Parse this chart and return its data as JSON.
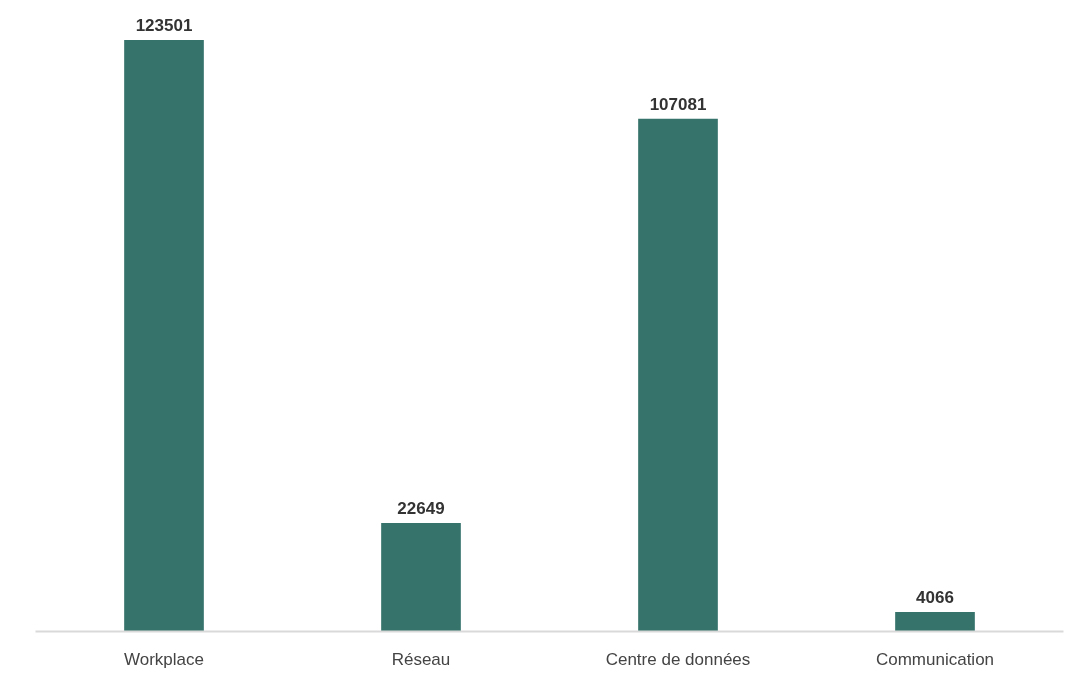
{
  "chart_data": {
    "type": "bar",
    "categories": [
      "Workplace",
      "Réseau",
      "Centre de données",
      "Communication"
    ],
    "values": [
      123501,
      22649,
      107081,
      4066
    ],
    "color": "#36736b",
    "data_labels": true
  }
}
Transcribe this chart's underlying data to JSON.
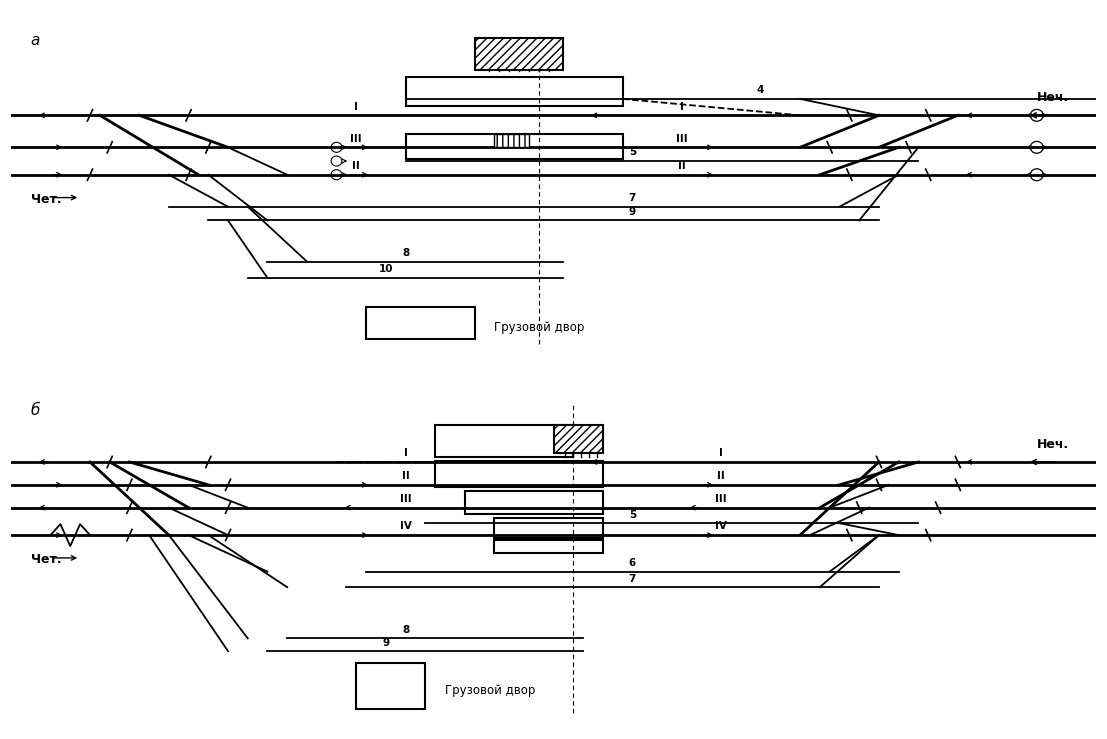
{
  "background": "#ffffff",
  "fig_width": 11.07,
  "fig_height": 7.39,
  "label_a": "a",
  "label_b": "б",
  "nech_label": "Неч.",
  "chet_label": "Чет.",
  "gruz_label": "Грузовой двор"
}
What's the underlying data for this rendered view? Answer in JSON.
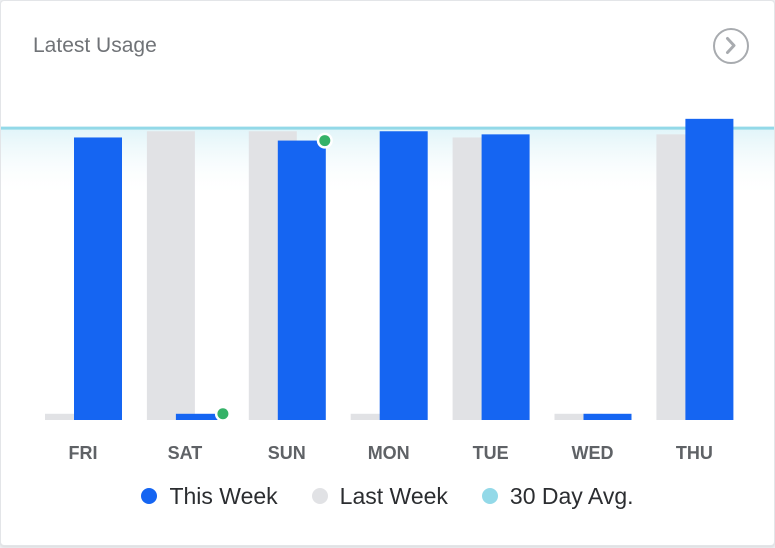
{
  "card": {
    "title": "Latest Usage",
    "next_icon": "chevron-right-circle-icon"
  },
  "chart_data": {
    "type": "bar",
    "categories": [
      "FRI",
      "SAT",
      "SUN",
      "MON",
      "TUE",
      "WED",
      "THU"
    ],
    "ylim": [
      0,
      105
    ],
    "series": [
      {
        "name": "This Week",
        "values": [
          91,
          2,
          90,
          93,
          92,
          2,
          97
        ],
        "color": "#1565f2"
      },
      {
        "name": "Last Week",
        "values": [
          2,
          93,
          93,
          2,
          91,
          2,
          92
        ],
        "color": "#e1e2e5"
      }
    ],
    "reference_line": {
      "name": "30 Day Avg.",
      "value": 94,
      "color": "#93d9e8"
    },
    "markers": [
      {
        "category": "SAT",
        "series": "This Week",
        "color": "#35b268"
      },
      {
        "category": "SUN",
        "series": "This Week",
        "color": "#35b268"
      }
    ],
    "grid": false,
    "legend_position": "bottom"
  },
  "legend": [
    {
      "label": "This Week",
      "color": "#1565f2"
    },
    {
      "label": "Last Week",
      "color": "#e1e2e5"
    },
    {
      "label": "30 Day Avg.",
      "color": "#93d9e8"
    }
  ]
}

────────────────────

Repeat the records in full, exactly as they appear, without the pictures.

Parse this chart and return its data as JSON.
{
  "chart_data": {
    "type": "bar",
    "categories": [
      "Workplace",
      "Réseau",
      "Centre de données",
      "Communication"
    ],
    "values": [
      123501,
      22649,
      107081,
      4066
    ],
    "color": "#36736b",
    "data_labels": true
  }
}
Transcribe this chart's underlying data to JSON.
{
  "background": "#ffffff",
  "fig_width": 11.07,
  "fig_height": 7.39,
  "label_a": "a",
  "label_b": "б",
  "nech_label": "Неч.",
  "chet_label": "Чет.",
  "gruz_label": "Грузовой двор"
}
What's the underlying data for this rendered view? Answer in JSON.
{
  "card": {
    "title": "Latest Usage",
    "next_icon": "chevron-right-circle-icon"
  },
  "chart_data": {
    "type": "bar",
    "categories": [
      "FRI",
      "SAT",
      "SUN",
      "MON",
      "TUE",
      "WED",
      "THU"
    ],
    "ylim": [
      0,
      105
    ],
    "series": [
      {
        "name": "This Week",
        "values": [
          91,
          2,
          90,
          93,
          92,
          2,
          97
        ],
        "color": "#1565f2"
      },
      {
        "name": "Last Week",
        "values": [
          2,
          93,
          93,
          2,
          91,
          2,
          92
        ],
        "color": "#e1e2e5"
      }
    ],
    "reference_line": {
      "name": "30 Day Avg.",
      "value": 94,
      "color": "#93d9e8"
    },
    "markers": [
      {
        "category": "SAT",
        "series": "This Week",
        "color": "#35b268"
      },
      {
        "category": "SUN",
        "series": "This Week",
        "color": "#35b268"
      }
    ],
    "grid": false,
    "legend_position": "bottom"
  },
  "legend": [
    {
      "label": "This Week",
      "color": "#1565f2"
    },
    {
      "label": "Last Week",
      "color": "#e1e2e5"
    },
    {
      "label": "30 Day Avg.",
      "color": "#93d9e8"
    }
  ]
}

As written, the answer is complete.